# [Prompt]
Can you write out all the lines word for word, with no pictures?

===== Task data

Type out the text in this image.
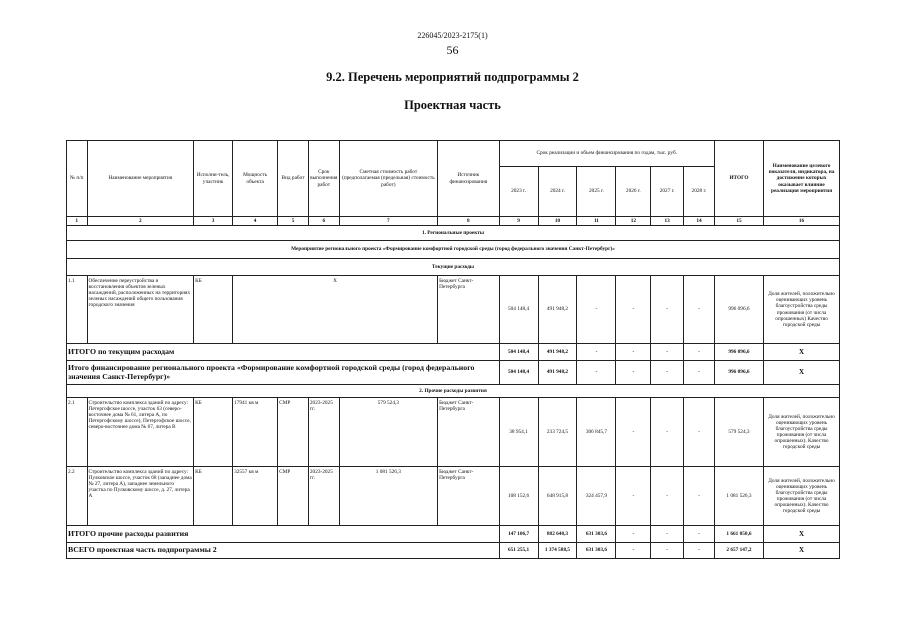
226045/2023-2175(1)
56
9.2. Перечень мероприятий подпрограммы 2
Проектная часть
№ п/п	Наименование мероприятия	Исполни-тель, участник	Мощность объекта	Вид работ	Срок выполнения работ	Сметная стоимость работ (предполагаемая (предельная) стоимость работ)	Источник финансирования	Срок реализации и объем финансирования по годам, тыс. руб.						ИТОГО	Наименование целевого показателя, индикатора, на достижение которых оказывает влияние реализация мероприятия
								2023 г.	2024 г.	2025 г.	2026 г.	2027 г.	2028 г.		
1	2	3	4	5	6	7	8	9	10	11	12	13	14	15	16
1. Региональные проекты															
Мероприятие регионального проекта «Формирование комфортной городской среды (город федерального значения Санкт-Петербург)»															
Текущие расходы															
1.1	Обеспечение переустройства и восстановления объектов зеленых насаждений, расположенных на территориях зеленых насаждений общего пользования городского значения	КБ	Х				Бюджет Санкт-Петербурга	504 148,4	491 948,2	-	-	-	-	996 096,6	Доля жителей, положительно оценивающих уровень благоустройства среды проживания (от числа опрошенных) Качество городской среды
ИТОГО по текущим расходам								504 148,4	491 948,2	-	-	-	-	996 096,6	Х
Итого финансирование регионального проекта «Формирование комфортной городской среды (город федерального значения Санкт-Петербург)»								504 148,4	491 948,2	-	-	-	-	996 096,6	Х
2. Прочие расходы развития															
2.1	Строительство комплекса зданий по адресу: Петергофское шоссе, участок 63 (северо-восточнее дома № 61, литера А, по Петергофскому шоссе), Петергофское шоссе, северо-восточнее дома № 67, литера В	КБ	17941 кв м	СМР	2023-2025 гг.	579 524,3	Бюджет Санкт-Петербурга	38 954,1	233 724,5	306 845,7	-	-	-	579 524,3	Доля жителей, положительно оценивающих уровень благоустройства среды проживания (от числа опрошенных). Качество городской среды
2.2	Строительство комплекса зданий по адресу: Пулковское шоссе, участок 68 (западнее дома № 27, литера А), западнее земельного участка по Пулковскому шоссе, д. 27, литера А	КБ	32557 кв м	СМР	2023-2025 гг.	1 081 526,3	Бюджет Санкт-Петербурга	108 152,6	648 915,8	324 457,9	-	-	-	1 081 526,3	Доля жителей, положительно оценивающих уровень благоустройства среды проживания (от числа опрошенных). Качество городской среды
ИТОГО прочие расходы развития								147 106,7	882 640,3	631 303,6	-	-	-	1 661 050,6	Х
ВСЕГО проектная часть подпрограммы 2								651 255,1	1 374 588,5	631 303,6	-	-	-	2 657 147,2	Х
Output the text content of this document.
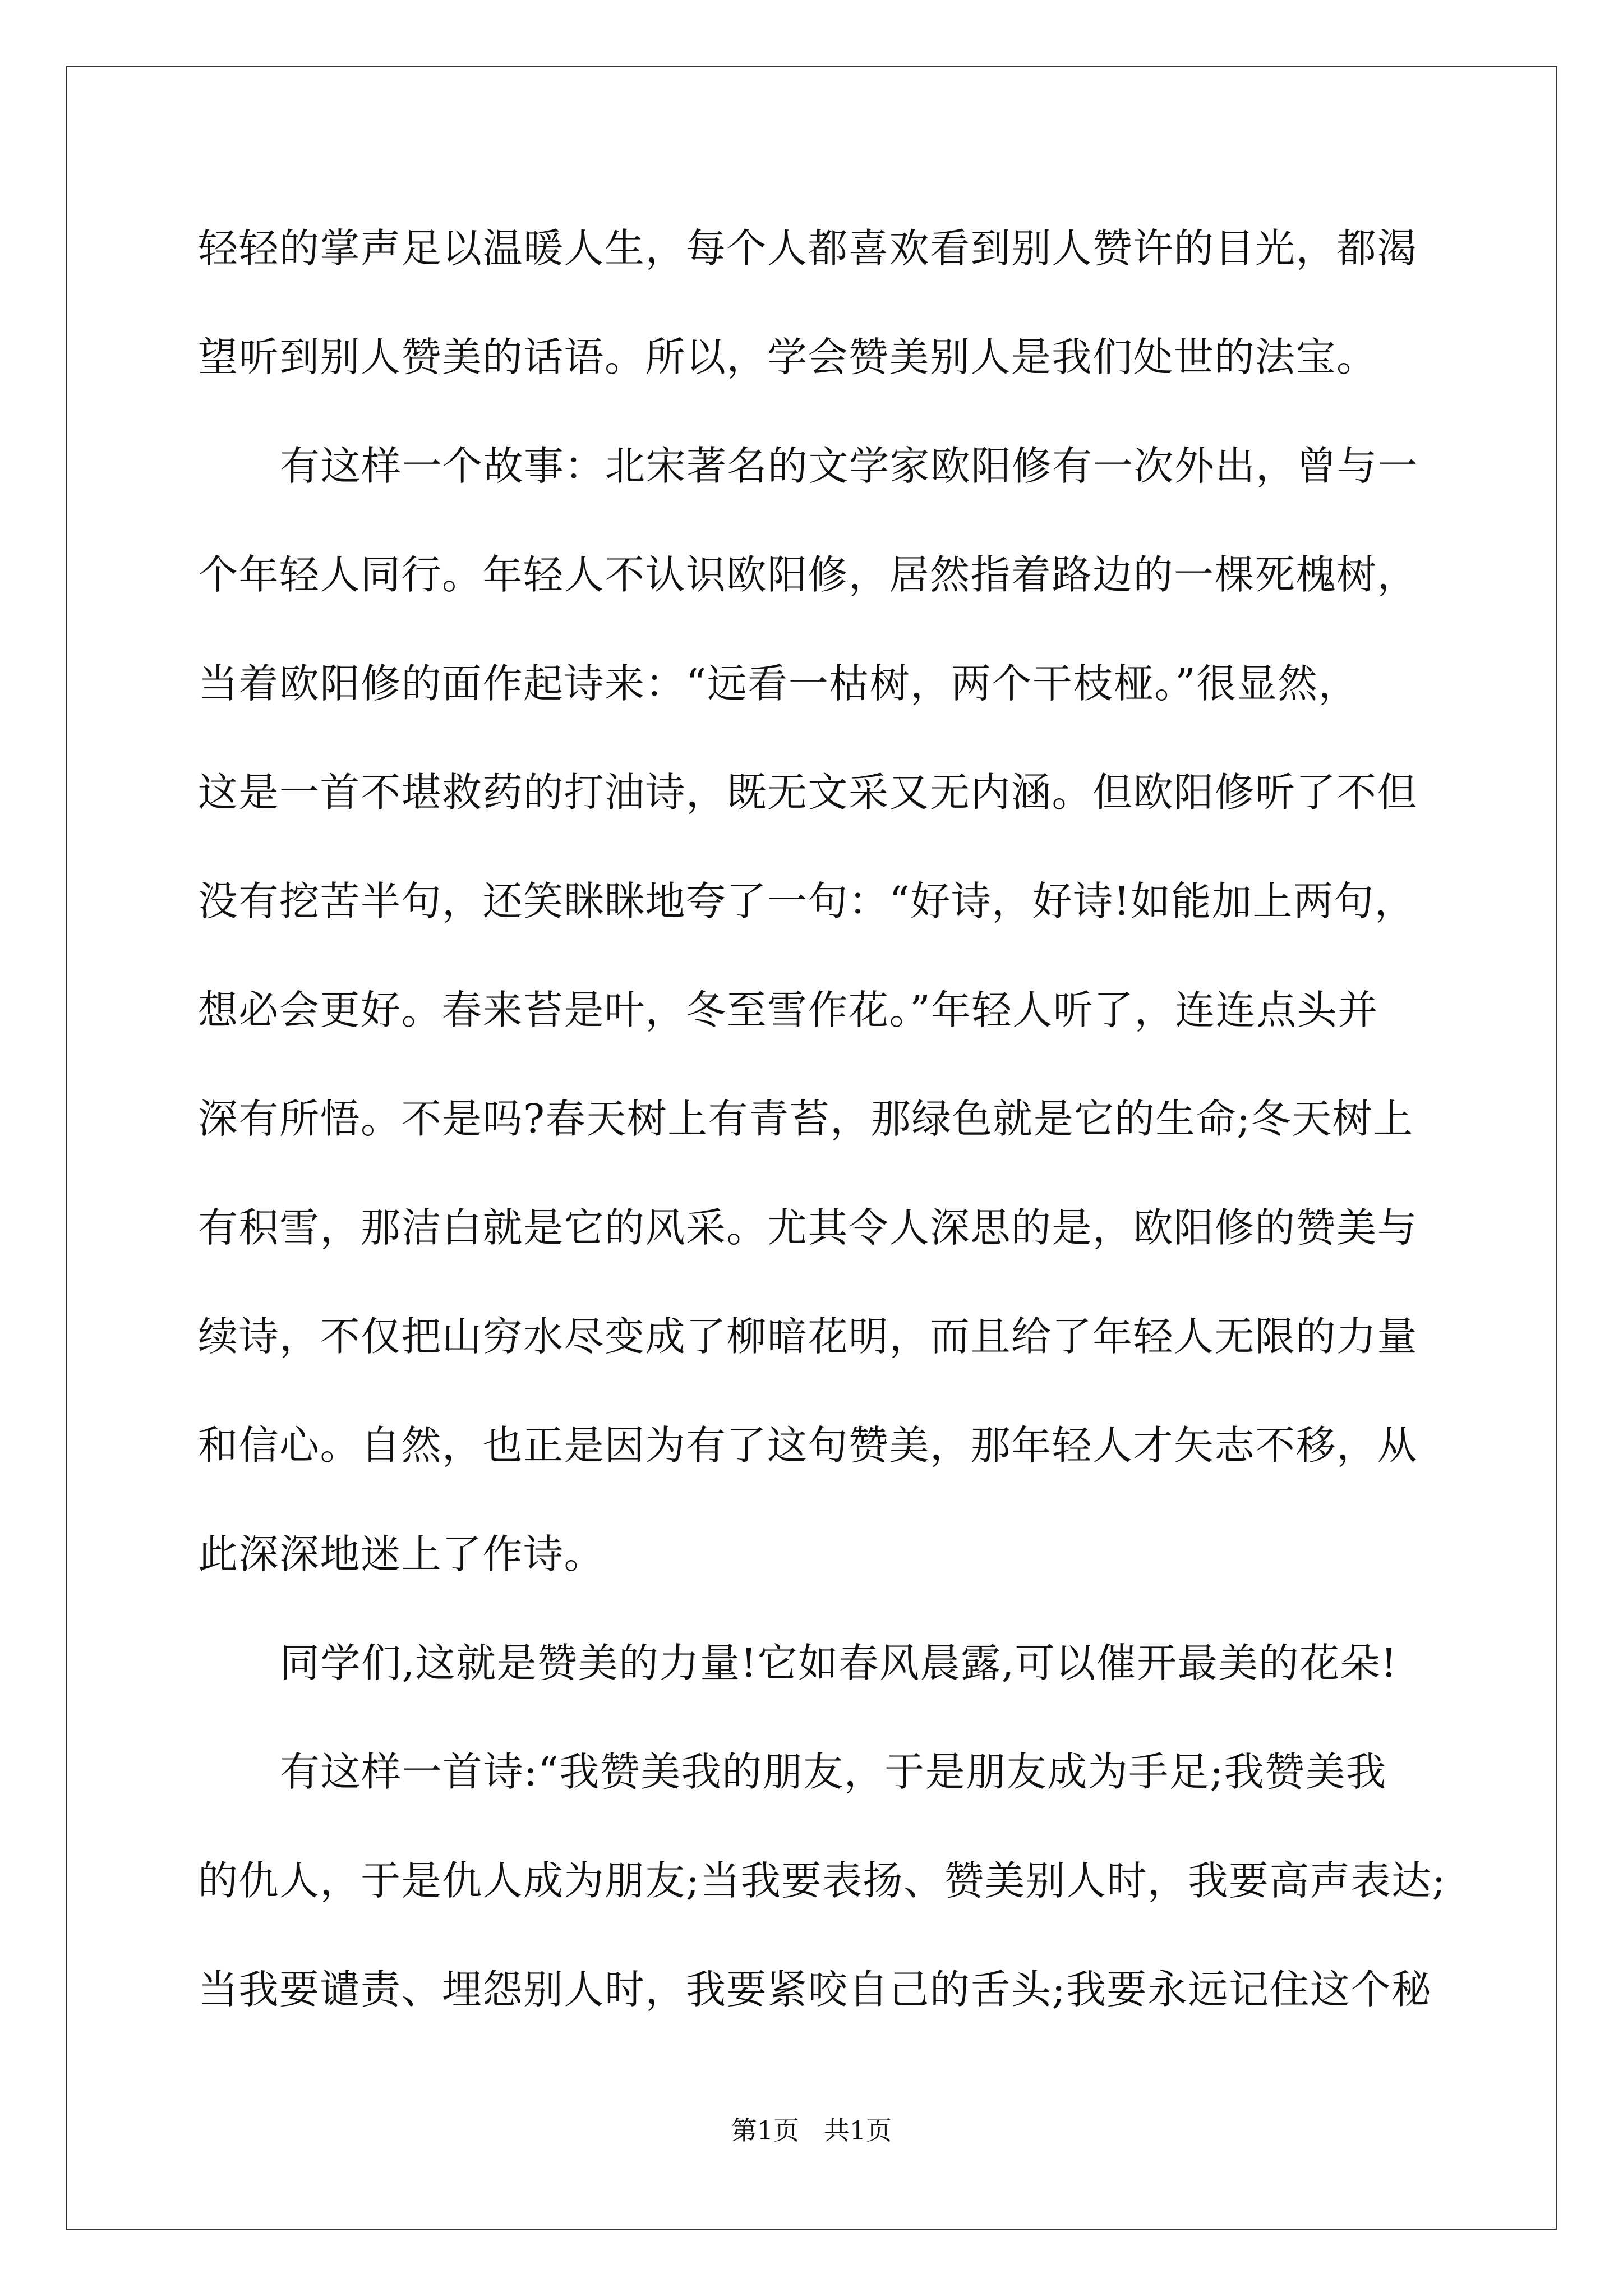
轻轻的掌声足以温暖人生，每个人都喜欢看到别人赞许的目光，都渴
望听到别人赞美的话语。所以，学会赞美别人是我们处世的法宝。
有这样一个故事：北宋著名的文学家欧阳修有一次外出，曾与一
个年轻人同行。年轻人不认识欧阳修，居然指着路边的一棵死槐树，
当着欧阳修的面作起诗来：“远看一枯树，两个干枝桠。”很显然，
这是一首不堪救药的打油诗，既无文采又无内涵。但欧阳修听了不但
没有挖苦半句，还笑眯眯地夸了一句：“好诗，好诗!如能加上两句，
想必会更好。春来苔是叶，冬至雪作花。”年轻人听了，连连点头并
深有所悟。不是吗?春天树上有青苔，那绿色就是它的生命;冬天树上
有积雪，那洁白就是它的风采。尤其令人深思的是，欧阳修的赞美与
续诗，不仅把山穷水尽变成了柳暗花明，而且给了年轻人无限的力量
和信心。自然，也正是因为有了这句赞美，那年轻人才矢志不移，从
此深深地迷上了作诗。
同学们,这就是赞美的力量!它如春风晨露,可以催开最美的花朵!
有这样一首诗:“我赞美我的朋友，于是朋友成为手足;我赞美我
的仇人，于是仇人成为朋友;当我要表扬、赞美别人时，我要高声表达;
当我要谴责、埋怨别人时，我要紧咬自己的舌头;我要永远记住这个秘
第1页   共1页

==========

# [Task response]
Type out the text in this image.
226045/2023-2175(1)
56
9.2. Перечень мероприятий подпрограммы 2
Проектная часть
№ п/п	Наименование мероприятия	Исполни-тель, участник	Мощность объекта	Вид работ	Срок выполнения работ	Сметная стоимость работ (предполагаемая (предельная) стоимость работ)	Источник финансирования	Срок реализации и объем финансирования по годам, тыс. руб.						ИТОГО	Наименование целевого показателя, индикатора, на достижение которых оказывает влияние реализация мероприятия
								2023 г.	2024 г.	2025 г.	2026 г.	2027 г.	2028 г.		
1	2	3	4	5	6	7	8	9	10	11	12	13	14	15	16
1. Региональные проекты															
Мероприятие регионального проекта «Формирование комфортной городской среды (город федерального значения Санкт-Петербург)»															
Текущие расходы															
1.1	Обеспечение переустройства и восстановления объектов зеленых насаждений, расположенных на территориях зеленых насаждений общего пользования городского значения	КБ	Х				Бюджет Санкт-Петербурга	504 148,4	491 948,2	-	-	-	-	996 096,6	Доля жителей, положительно оценивающих уровень благоустройства среды проживания (от числа опрошенных) Качество городской среды
ИТОГО по текущим расходам								504 148,4	491 948,2	-	-	-	-	996 096,6	Х
Итого финансирование регионального проекта «Формирование комфортной городской среды (город федерального значения Санкт-Петербург)»								504 148,4	491 948,2	-	-	-	-	996 096,6	Х
2. Прочие расходы развития															
2.1	Строительство комплекса зданий по адресу: Петергофское шоссе, участок 63 (северо-восточнее дома № 61, литера А, по Петергофскому шоссе), Петергофское шоссе, северо-восточнее дома № 67, литера В	КБ	17941 кв м	СМР	2023-2025 гг.	579 524,3	Бюджет Санкт-Петербурга	38 954,1	233 724,5	306 845,7	-	-	-	579 524,3	Доля жителей, положительно оценивающих уровень благоустройства среды проживания (от числа опрошенных). Качество городской среды
2.2	Строительство комплекса зданий по адресу: Пулковское шоссе, участок 68 (западнее дома № 27, литера А), западнее земельного участка по Пулковскому шоссе, д. 27, литера А	КБ	32557 кв м	СМР	2023-2025 гг.	1 081 526,3	Бюджет Санкт-Петербурга	108 152,6	648 915,8	324 457,9	-	-	-	1 081 526,3	Доля жителей, положительно оценивающих уровень благоустройства среды проживания (от числа опрошенных). Качество городской среды
ИТОГО прочие расходы развития								147 106,7	882 640,3	631 303,6	-	-	-	1 661 050,6	Х
ВСЕГО проектная часть подпрограммы 2								651 255,1	1 374 588,5	631 303,6	-	-	-	2 657 147,2	Х
Output the text content of this document.
轻轻的掌声足以温暖人生，每个人都喜欢看到别人赞许的目光，都渴
望听到别人赞美的话语。所以，学会赞美别人是我们处世的法宝。
有这样一个故事：北宋著名的文学家欧阳修有一次外出，曾与一
个年轻人同行。年轻人不认识欧阳修，居然指着路边的一棵死槐树，
当着欧阳修的面作起诗来：“远看一枯树，两个干枝桠。”很显然，
这是一首不堪救药的打油诗，既无文采又无内涵。但欧阳修听了不但
没有挖苦半句，还笑眯眯地夸了一句：“好诗，好诗!如能加上两句，
想必会更好。春来苔是叶，冬至雪作花。”年轻人听了，连连点头并
深有所悟。不是吗?春天树上有青苔，那绿色就是它的生命;冬天树上
有积雪，那洁白就是它的风采。尤其令人深思的是，欧阳修的赞美与
续诗，不仅把山穷水尽变成了柳暗花明，而且给了年轻人无限的力量
和信心。自然，也正是因为有了这句赞美，那年轻人才矢志不移，从
此深深地迷上了作诗。
同学们,这就是赞美的力量!它如春风晨露,可以催开最美的花朵!
有这样一首诗:“我赞美我的朋友，于是朋友成为手足;我赞美我
的仇人，于是仇人成为朋友;当我要表扬、赞美别人时，我要高声表达;
当我要谴责、埋怨别人时，我要紧咬自己的舌头;我要永远记住这个秘
第1页   共1页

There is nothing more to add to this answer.